Prompt -
Show every line in the entries below where the word "List" appears.

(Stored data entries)
____________

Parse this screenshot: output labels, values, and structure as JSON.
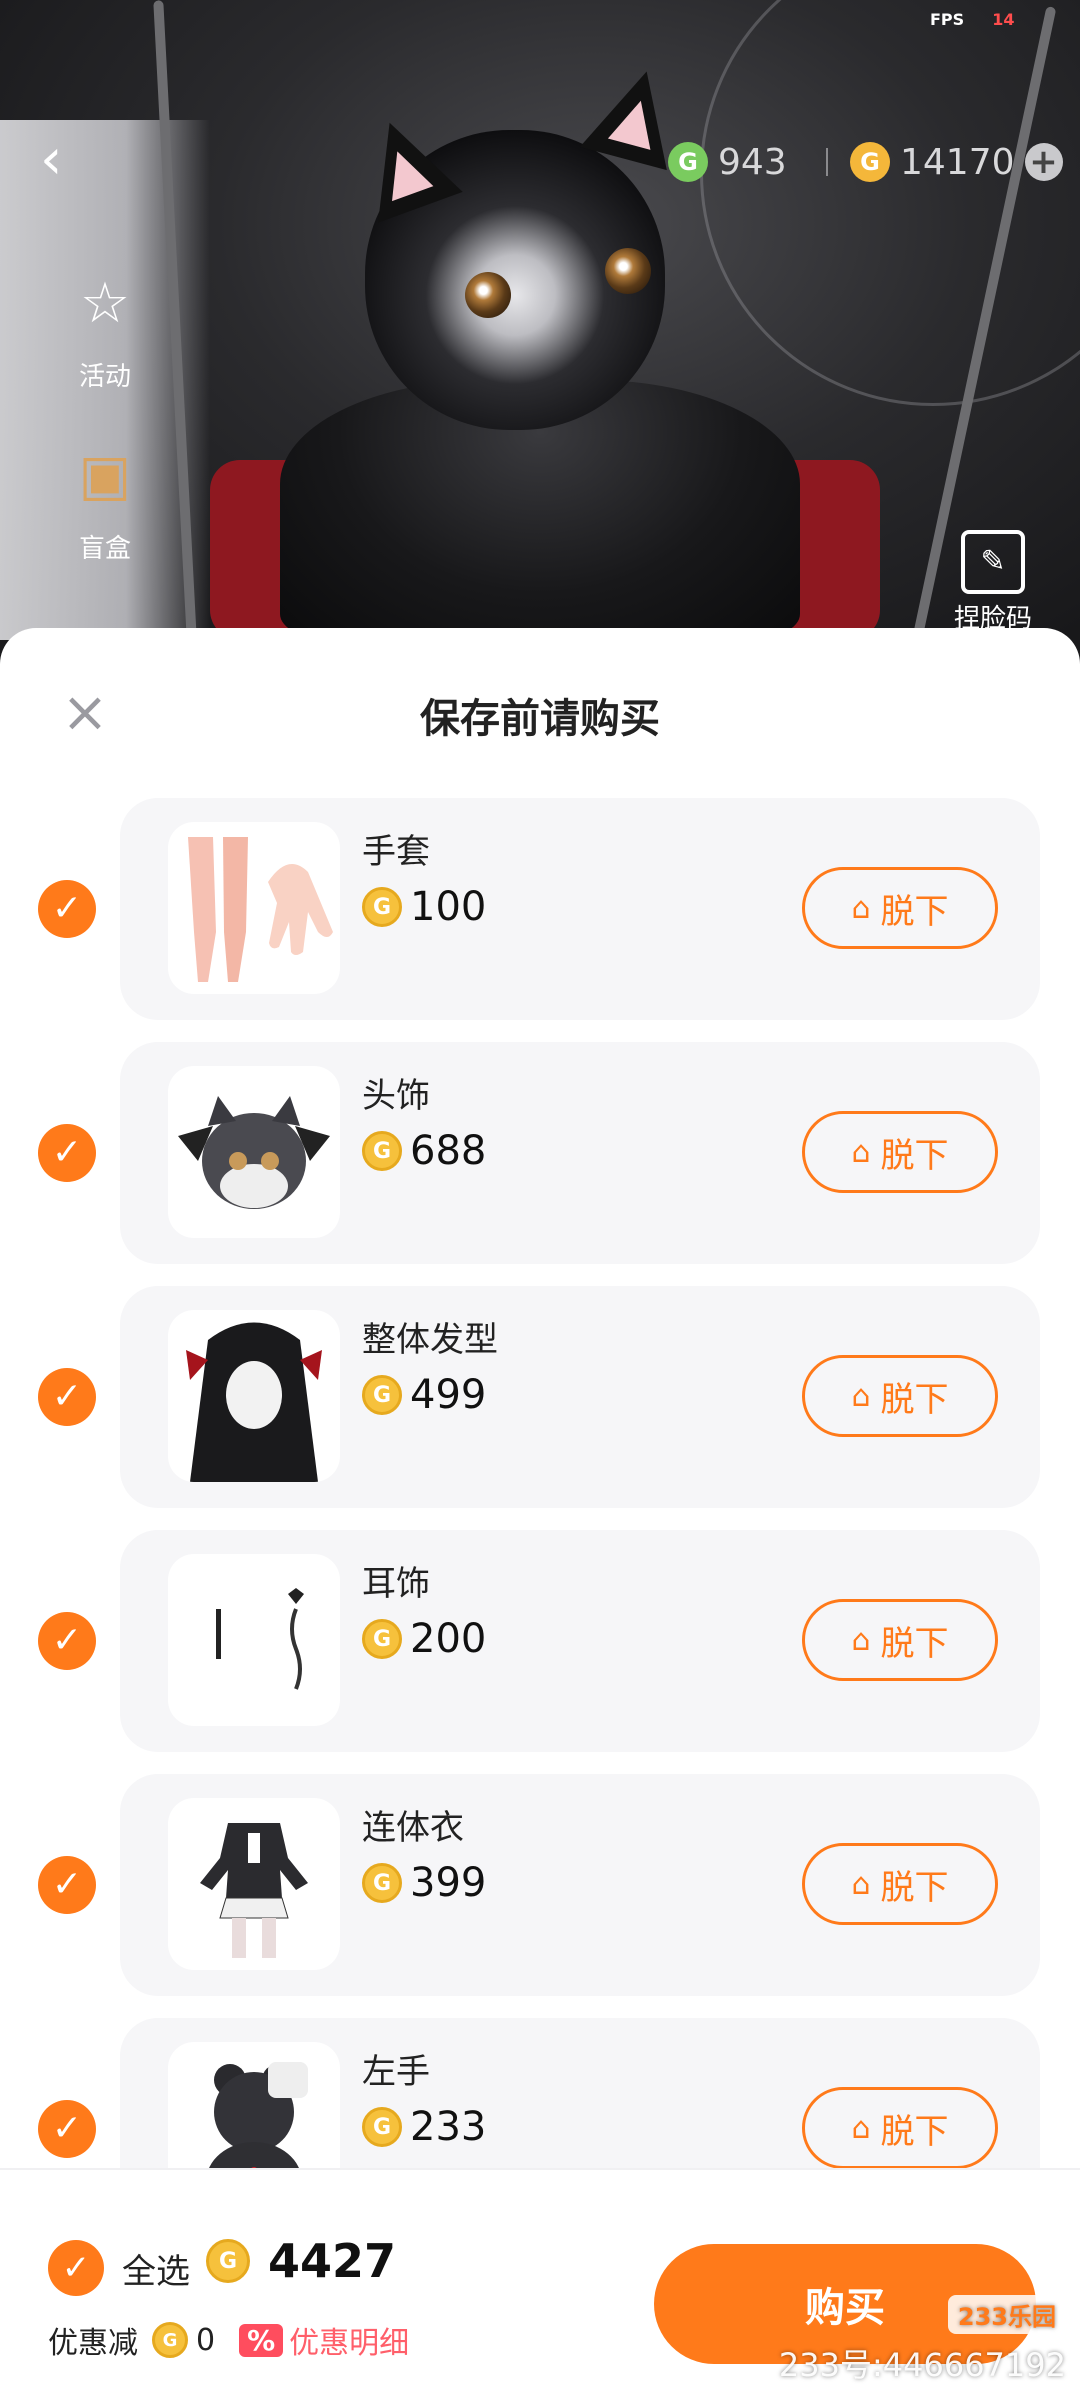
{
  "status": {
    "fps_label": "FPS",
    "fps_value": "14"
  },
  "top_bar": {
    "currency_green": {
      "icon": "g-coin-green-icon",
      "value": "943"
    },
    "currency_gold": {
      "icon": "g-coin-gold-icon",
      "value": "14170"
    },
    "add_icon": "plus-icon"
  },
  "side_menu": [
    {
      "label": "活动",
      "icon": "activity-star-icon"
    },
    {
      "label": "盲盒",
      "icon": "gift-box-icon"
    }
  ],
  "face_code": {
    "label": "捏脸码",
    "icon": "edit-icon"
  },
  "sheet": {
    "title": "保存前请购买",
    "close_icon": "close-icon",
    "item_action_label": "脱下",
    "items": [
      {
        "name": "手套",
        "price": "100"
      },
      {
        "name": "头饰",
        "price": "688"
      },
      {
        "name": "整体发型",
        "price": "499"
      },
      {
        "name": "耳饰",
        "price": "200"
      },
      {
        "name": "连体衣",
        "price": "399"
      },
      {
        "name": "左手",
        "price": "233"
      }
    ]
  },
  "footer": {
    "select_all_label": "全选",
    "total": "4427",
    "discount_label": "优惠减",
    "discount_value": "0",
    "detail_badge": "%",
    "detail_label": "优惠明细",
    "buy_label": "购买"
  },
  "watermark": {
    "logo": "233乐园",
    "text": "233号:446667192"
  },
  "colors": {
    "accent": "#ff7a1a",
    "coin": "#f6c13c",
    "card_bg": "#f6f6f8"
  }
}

____________

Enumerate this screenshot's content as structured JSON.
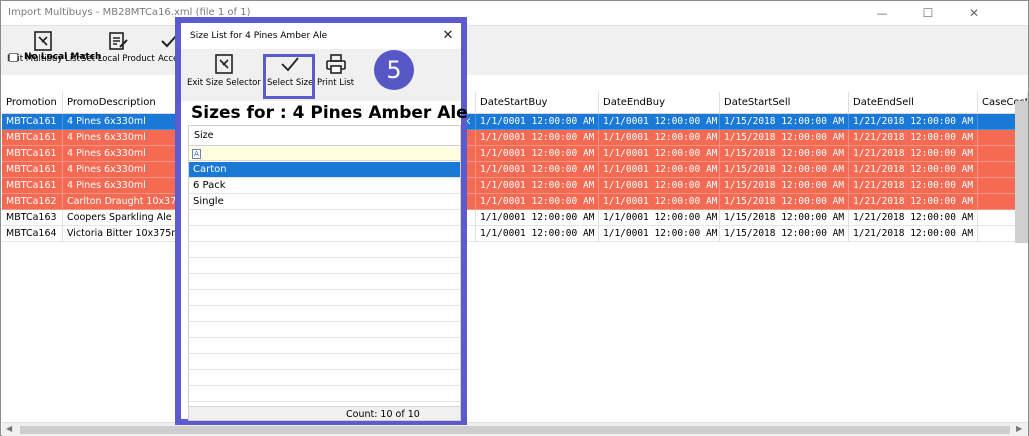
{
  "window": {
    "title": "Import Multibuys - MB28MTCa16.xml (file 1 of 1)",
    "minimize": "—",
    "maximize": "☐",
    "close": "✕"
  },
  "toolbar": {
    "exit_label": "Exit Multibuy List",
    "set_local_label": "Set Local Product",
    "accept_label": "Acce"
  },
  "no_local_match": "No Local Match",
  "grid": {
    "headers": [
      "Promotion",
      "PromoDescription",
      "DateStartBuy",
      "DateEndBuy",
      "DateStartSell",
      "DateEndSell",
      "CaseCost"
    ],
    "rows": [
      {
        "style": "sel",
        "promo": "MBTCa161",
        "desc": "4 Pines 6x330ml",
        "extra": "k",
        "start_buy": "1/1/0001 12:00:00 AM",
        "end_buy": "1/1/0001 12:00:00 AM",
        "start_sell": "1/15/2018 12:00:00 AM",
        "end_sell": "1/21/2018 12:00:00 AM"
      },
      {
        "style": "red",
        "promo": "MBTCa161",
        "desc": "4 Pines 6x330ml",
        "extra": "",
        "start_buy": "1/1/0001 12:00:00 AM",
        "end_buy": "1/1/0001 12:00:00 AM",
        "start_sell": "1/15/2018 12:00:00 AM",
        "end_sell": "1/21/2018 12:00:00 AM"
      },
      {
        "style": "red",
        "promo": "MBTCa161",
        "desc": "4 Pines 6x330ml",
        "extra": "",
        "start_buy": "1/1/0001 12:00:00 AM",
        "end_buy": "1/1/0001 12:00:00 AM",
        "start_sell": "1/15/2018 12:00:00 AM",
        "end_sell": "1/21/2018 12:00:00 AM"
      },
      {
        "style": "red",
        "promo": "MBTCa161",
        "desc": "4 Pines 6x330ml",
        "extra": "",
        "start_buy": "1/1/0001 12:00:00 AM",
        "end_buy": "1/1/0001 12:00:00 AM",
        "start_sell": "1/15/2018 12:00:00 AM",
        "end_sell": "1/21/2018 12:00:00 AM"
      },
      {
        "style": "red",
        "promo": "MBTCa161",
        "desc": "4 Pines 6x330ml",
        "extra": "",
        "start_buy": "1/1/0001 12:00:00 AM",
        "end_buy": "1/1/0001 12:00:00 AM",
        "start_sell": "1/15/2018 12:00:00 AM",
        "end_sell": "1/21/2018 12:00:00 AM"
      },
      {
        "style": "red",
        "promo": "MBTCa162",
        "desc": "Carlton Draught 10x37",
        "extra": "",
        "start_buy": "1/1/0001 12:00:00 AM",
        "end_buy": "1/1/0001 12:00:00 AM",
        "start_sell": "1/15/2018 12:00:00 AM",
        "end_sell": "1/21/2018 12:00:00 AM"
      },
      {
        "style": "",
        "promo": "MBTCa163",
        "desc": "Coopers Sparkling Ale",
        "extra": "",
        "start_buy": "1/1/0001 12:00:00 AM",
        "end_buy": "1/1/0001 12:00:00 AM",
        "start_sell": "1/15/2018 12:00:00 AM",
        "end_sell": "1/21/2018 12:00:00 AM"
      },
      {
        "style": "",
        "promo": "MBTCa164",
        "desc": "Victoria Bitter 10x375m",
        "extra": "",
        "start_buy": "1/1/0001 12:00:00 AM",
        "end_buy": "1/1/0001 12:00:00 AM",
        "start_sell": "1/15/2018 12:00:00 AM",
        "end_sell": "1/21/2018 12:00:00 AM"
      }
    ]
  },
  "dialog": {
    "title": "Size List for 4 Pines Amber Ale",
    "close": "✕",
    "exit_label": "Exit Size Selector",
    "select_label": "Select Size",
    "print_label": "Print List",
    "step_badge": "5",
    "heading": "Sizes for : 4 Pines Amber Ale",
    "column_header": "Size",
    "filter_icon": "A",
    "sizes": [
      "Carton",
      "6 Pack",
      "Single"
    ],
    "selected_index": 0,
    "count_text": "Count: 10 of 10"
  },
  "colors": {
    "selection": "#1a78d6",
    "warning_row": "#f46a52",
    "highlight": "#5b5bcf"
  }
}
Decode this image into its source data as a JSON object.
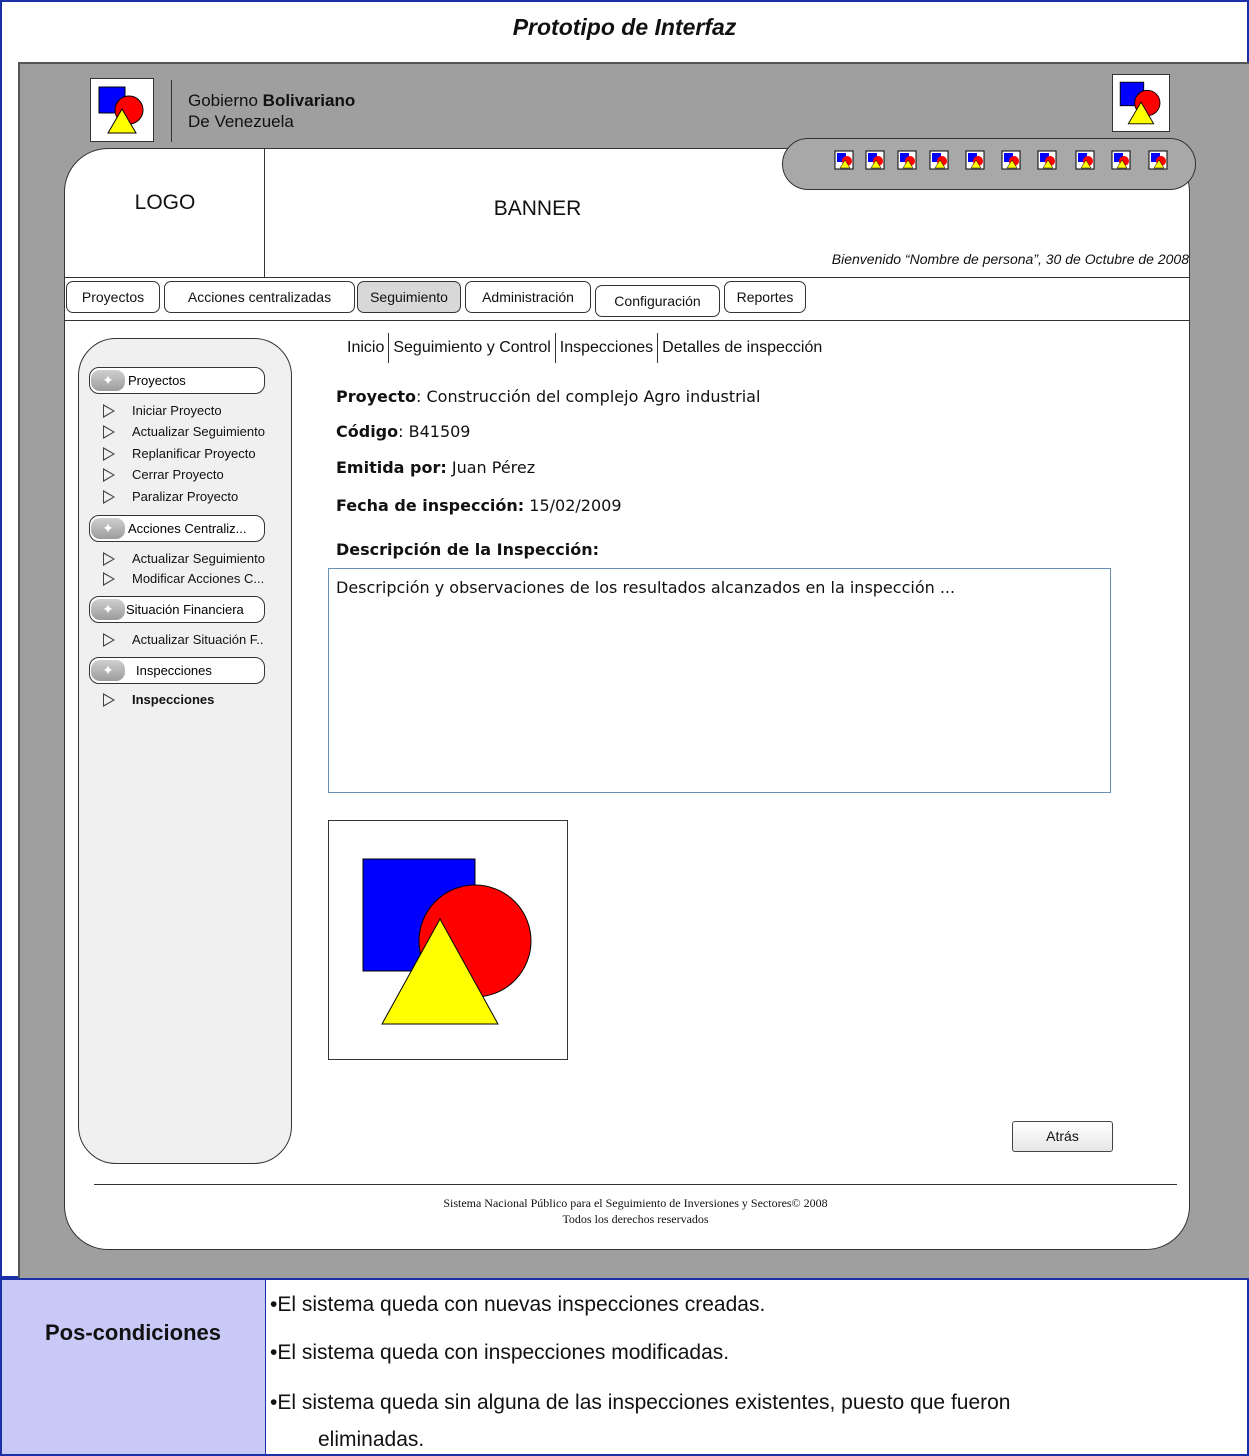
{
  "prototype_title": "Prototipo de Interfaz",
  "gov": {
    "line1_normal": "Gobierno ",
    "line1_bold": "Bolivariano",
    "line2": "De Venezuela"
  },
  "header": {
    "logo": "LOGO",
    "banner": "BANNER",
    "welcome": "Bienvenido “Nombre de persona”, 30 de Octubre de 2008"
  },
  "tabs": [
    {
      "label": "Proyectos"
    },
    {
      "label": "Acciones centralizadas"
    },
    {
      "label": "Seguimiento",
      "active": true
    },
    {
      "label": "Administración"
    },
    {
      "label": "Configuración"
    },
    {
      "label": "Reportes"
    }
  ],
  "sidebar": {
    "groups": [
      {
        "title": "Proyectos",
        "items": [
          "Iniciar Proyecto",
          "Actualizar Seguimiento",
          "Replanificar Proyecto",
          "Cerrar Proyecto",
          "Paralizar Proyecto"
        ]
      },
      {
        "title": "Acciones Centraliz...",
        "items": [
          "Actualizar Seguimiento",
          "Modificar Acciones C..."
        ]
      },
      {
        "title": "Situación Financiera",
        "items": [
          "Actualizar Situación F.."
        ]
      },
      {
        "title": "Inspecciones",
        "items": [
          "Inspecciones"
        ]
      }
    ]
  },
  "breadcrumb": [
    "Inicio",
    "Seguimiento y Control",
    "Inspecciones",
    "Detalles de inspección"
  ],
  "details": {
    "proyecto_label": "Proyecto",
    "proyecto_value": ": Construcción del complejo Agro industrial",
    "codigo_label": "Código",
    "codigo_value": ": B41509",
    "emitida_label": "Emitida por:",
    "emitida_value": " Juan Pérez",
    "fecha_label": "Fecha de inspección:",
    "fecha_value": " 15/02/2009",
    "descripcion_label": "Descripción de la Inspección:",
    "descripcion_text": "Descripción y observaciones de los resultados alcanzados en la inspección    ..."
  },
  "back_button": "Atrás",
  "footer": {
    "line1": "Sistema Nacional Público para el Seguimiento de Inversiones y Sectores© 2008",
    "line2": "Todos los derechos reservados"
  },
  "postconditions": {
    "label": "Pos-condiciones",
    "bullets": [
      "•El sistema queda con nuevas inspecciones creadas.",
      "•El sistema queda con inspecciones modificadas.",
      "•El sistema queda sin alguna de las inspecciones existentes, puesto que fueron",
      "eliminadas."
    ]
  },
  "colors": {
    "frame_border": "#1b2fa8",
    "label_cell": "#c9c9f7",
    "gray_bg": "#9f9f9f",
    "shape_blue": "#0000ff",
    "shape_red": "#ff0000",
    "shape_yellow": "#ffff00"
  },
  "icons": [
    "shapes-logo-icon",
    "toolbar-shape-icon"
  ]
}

____________

Reply -
    "exit_label": "Exit Multibuy List",
    "title": "Size List for 4 Pines Amber Ale",
    "print_label": "Print List",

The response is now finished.